The exercise: Quote every line below exactly as it reads.

Extracted data entries
******
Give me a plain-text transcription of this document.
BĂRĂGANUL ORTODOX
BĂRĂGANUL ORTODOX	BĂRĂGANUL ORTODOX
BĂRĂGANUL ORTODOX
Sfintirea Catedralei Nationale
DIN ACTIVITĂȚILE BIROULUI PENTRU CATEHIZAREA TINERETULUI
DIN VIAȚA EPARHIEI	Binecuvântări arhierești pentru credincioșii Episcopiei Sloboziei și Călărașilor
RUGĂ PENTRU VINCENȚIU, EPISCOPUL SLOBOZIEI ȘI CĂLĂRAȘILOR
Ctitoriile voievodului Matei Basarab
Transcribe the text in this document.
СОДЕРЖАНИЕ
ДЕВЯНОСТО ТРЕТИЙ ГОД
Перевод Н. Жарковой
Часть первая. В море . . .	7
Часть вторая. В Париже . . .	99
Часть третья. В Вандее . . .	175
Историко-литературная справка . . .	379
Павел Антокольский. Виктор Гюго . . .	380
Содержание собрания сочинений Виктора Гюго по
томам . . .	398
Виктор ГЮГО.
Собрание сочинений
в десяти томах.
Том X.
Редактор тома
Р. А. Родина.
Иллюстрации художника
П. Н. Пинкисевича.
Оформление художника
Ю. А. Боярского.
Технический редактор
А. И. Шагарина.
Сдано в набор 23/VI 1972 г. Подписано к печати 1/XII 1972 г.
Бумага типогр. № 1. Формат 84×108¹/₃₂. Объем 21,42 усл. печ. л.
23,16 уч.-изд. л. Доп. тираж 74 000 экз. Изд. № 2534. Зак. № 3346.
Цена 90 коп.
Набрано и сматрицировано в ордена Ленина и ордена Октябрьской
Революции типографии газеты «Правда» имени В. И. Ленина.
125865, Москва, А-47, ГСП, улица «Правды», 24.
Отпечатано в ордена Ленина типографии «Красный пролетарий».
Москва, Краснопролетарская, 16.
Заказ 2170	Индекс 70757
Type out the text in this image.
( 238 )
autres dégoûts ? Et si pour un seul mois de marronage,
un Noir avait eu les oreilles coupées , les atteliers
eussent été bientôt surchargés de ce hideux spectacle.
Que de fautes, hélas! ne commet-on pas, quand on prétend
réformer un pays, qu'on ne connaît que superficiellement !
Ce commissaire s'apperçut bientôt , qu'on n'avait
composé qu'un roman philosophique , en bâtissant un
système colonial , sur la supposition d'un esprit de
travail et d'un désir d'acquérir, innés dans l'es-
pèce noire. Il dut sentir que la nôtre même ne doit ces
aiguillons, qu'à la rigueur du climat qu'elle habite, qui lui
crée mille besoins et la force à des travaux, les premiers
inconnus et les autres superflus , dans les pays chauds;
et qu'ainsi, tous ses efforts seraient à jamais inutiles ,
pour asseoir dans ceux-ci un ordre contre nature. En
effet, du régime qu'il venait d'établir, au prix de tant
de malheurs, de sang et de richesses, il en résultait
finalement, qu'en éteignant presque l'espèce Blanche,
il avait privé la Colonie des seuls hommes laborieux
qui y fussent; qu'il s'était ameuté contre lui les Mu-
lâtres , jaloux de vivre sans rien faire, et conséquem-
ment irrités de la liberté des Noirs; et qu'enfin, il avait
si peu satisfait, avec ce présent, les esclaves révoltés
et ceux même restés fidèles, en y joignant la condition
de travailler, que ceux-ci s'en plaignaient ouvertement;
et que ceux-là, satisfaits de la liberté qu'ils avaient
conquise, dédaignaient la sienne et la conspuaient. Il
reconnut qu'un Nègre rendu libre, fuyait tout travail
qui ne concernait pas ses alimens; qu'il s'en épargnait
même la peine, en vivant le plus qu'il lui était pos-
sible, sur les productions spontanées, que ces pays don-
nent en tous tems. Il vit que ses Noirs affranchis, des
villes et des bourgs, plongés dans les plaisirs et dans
******
Response to this task:
Give me a plain-text transcription of this document.
BĂRĂGANUL ORTODOX
BĂRĂGANUL ORTODOX	BĂRĂGANUL ORTODOX
BĂRĂGANUL ORTODOX
Sfintirea Catedralei Nationale
DIN ACTIVITĂȚILE BIROULUI PENTRU CATEHIZAREA TINERETULUI
DIN VIAȚA EPARHIEI	Binecuvântări arhierești pentru credincioșii Episcopiei Sloboziei și Călărașilor
RUGĂ PENTRU VINCENȚIU, EPISCOPUL SLOBOZIEI ȘI CĂLĂRAȘILOR
Ctitoriile voievodului Matei Basarab
Transcribe the text in this document.
СОДЕРЖАНИЕ
ДЕВЯНОСТО ТРЕТИЙ ГОД
Перевод Н. Жарковой
Часть первая. В море . . .	7
Часть вторая. В Париже . . .	99
Часть третья. В Вандее . . .	175
Историко-литературная справка . . .	379
Павел Антокольский. Виктор Гюго . . .	380
Содержание собрания сочинений Виктора Гюго по
томам . . .	398
Виктор ГЮГО.
Собрание сочинений
в десяти томах.
Том X.
Редактор тома
Р. А. Родина.
Иллюстрации художника
П. Н. Пинкисевича.
Оформление художника
Ю. А. Боярского.
Технический редактор
А. И. Шагарина.
Сдано в набор 23/VI 1972 г. Подписано к печати 1/XII 1972 г.
Бумага типогр. № 1. Формат 84×108¹/₃₂. Объем 21,42 усл. печ. л.
23,16 уч.-изд. л. Доп. тираж 74 000 экз. Изд. № 2534. Зак. № 3346.
Цена 90 коп.
Набрано и сматрицировано в ордена Ленина и ордена Октябрьской
Революции типографии газеты «Правда» имени В. И. Ленина.
125865, Москва, А-47, ГСП, улица «Правды», 24.
Отпечатано в ордена Ленина типографии «Красный пролетарий».
Москва, Краснопролетарская, 16.
Заказ 2170	Индекс 70757
Type out the text in this image.
( 238 )
autres dégoûts ? Et si pour un seul mois de marronage,
un Noir avait eu les oreilles coupées , les atteliers
eussent été bientôt surchargés de ce hideux spectacle.
Que de fautes, hélas! ne commet-on pas, quand on prétend
réformer un pays, qu'on ne connaît que superficiellement !
Ce commissaire s'apperçut bientôt , qu'on n'avait
composé qu'un roman philosophique , en bâtissant un
système colonial , sur la supposition d'un esprit de
travail et d'un désir d'acquérir, innés dans l'es-
pèce noire. Il dut sentir que la nôtre même ne doit ces
aiguillons, qu'à la rigueur du climat qu'elle habite, qui lui
crée mille besoins et la force à des travaux, les premiers
inconnus et les autres superflus , dans les pays chauds;
et qu'ainsi, tous ses efforts seraient à jamais inutiles ,
pour asseoir dans ceux-ci un ordre contre nature. En
effet, du régime qu'il venait d'établir, au prix de tant
de malheurs, de sang et de richesses, il en résultait
finalement, qu'en éteignant presque l'espèce Blanche,
il avait privé la Colonie des seuls hommes laborieux
qui y fussent; qu'il s'était ameuté contre lui les Mu-
lâtres , jaloux de vivre sans rien faire, et conséquem-
ment irrités de la liberté des Noirs; et qu'enfin, il avait
si peu satisfait, avec ce présent, les esclaves révoltés
et ceux même restés fidèles, en y joignant la condition
de travailler, que ceux-ci s'en plaignaient ouvertement;
et que ceux-là, satisfaits de la liberté qu'ils avaient
conquise, dédaignaient la sienne et la conspuaient. Il
reconnut qu'un Nègre rendu libre, fuyait tout travail
qui ne concernait pas ses alimens; qu'il s'en épargnait
même la peine, en vivant le plus qu'il lui était pos-
sible, sur les productions spontanées, que ces pays don-
nent en tous tems. Il vit que ses Noirs affranchis, des
villes et des bourgs, plongés dans les plaisirs et dans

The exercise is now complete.